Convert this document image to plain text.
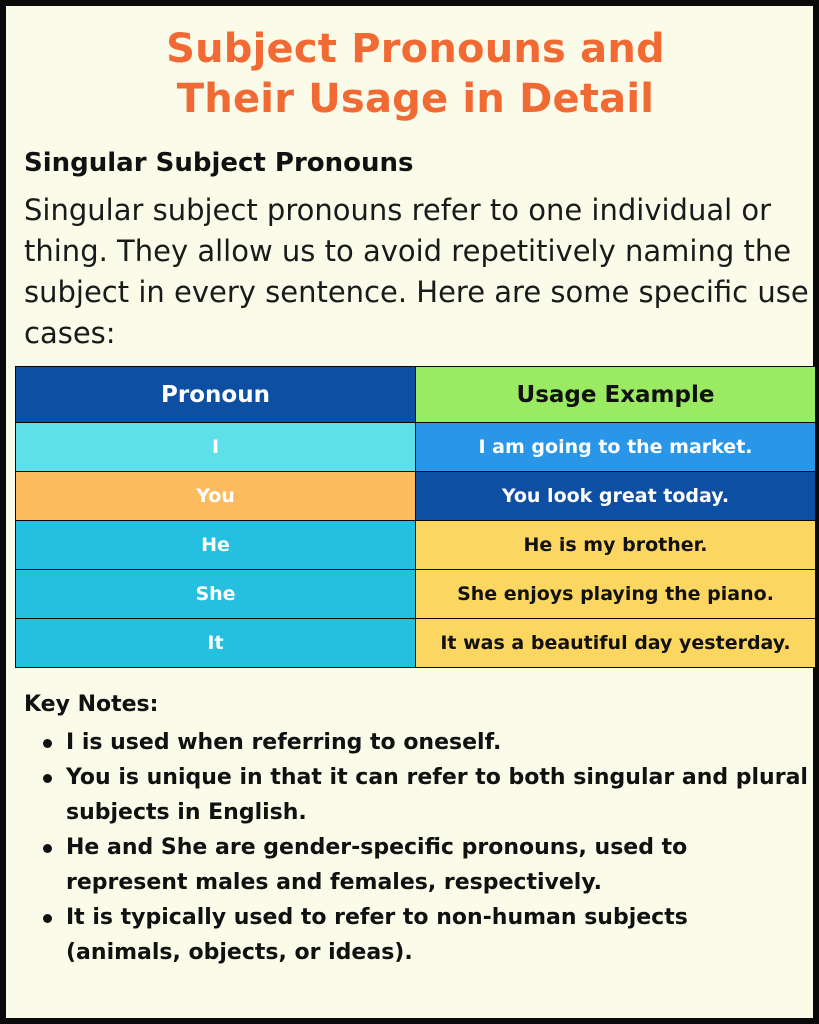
Subject Pronouns and
Their Usage in Detail
Singular Subject Pronouns
Singular subject pronouns refer to one individual or thing. They allow us to avoid repetitively naming the subject in every sentence. Here are some specific use cases:
Pronoun	Usage Example
I	I am going to the market.
You	You look great today.
He	He is my brother.
She	She enjoys playing the piano.
It	It was a beautiful day yesterday.
Key Notes:
I is used when referring to oneself.
You is unique in that it can refer to both singular and plural subjects in English.
He and She are gender-specific pronouns, used to represent males and females, respectively.
It is typically used to refer to non-human subjects (animals, objects, or ideas).
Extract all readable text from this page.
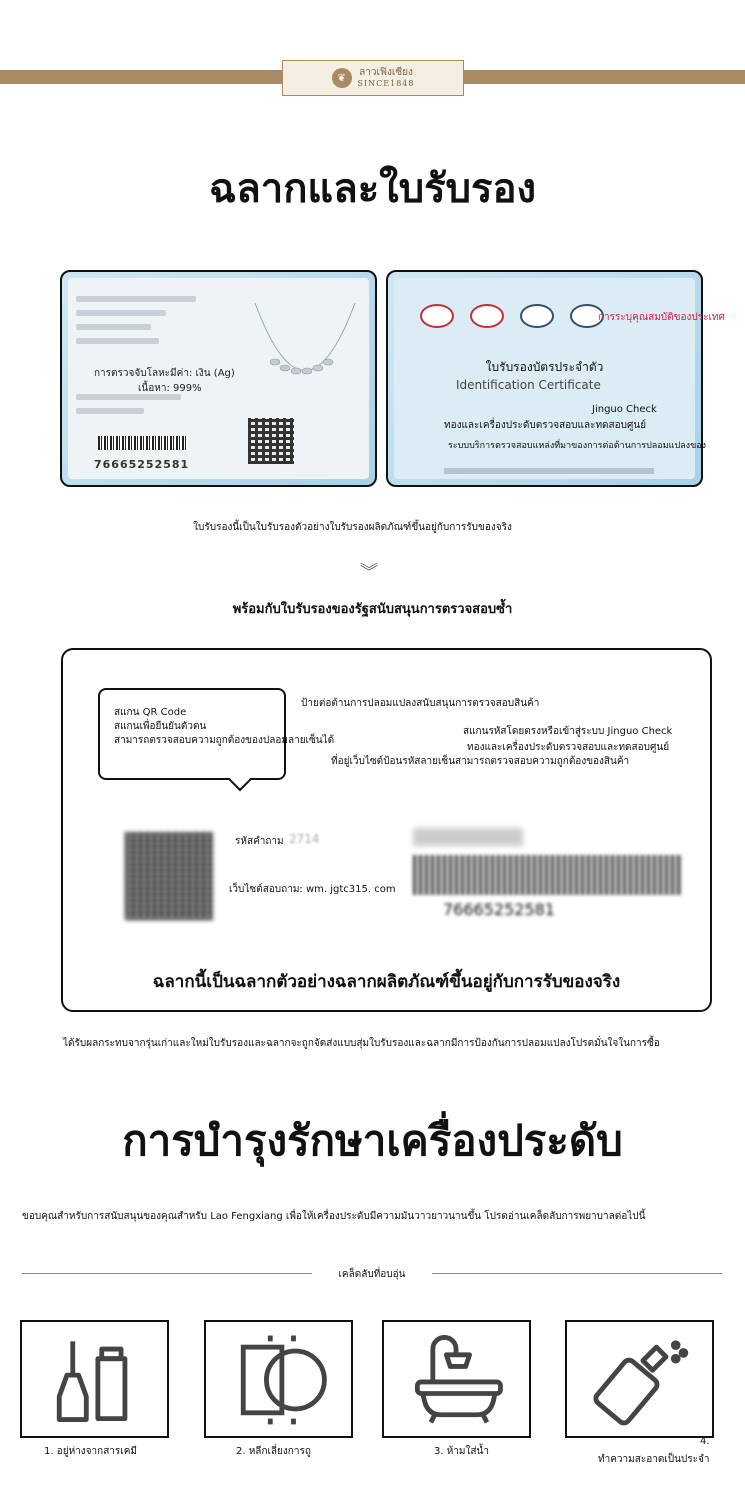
❦	ลาวเฟิงเซียง
SINCE1848
ฉลากและใบรับรอง
การตรวจจับโลหะมีค่า: เงิน (Ag)
เนื้อหา: 999%
76665252581
การระบุคุณสมบัติของประเทศ
ใบรับรองบัตรประจำตัว
Identification Certificate
Jinguo Check
ทองและเครื่องประดับตรวจสอบและทดสอบศูนย์
ระบบบริการตรวจสอบแหล่งที่มาของการต่อต้านการปลอมแปลงของ
ใบรับรองนี้เป็นใบรับรองตัวอย่างใบรับรองผลิตภัณฑ์ขึ้นอยู่กับการรับของจริง
︾
พร้อมกับใบรับรองของรัฐสนับสนุนการตรวจสอบซ้ำ
สแกน QR Code
สแกนเพื่อยืนยันตัวตน
สามารถตรวจสอบความถูกต้องของปลอมลายเซ็นได้
ป้ายต่อต้านการปลอมแปลงสนับสนุนการตรวจสอบสินค้า
สแกนรหัสโดยตรงหรือเข้าสู่ระบบ Jinguo Check
ทองและเครื่องประดับตรวจสอบและทดสอบศูนย์
ที่อยู่เว็บไซต์ป้อนรหัสลายเซ็นสามารถตรวจสอบความถูกต้องของสินค้า
รหัสคำถาม 2714
เว็บไซต์สอบถาม: wm. jgtc315. com
76665252581
ฉลากนี้เป็นฉลากตัวอย่างฉลากผลิตภัณฑ์ขึ้นอยู่กับการรับของจริง
ได้รับผลกระทบจากรุ่นเก่าและใหม่ใบรับรองและฉลากจะถูกจัดส่งแบบสุ่มใบรับรองและฉลากมีการป้องกันการปลอมแปลงโปรดมั่นใจในการซื้อ
การบำรุงรักษาเครื่องประดับ
ขอบคุณสำหรับการสนับสนุนของคุณสำหรับ Lao Fengxiang เพื่อให้เครื่องประดับมีความมันวาวยาวนานขึ้น โปรดอ่านเคล็ดลับการพยาบาลต่อไปนี้
เคล็ดลับที่อบอุ่น
1. อยู่ห่างจากสารเคมี	2. หลีกเลี่ยงการถู	3. ห้ามใส่น้ำ
4.
ทำความสะอาดเป็นประจำ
************
- [WHAT TO WORK ON]:
Using the records above, select and copy every line that has the word "Jinguo".

- [EXPECTED ANSWER]:
Jinguo Check
สแกนรหัสโดยตรงหรือเข้าสู่ระบบ Jinguo Check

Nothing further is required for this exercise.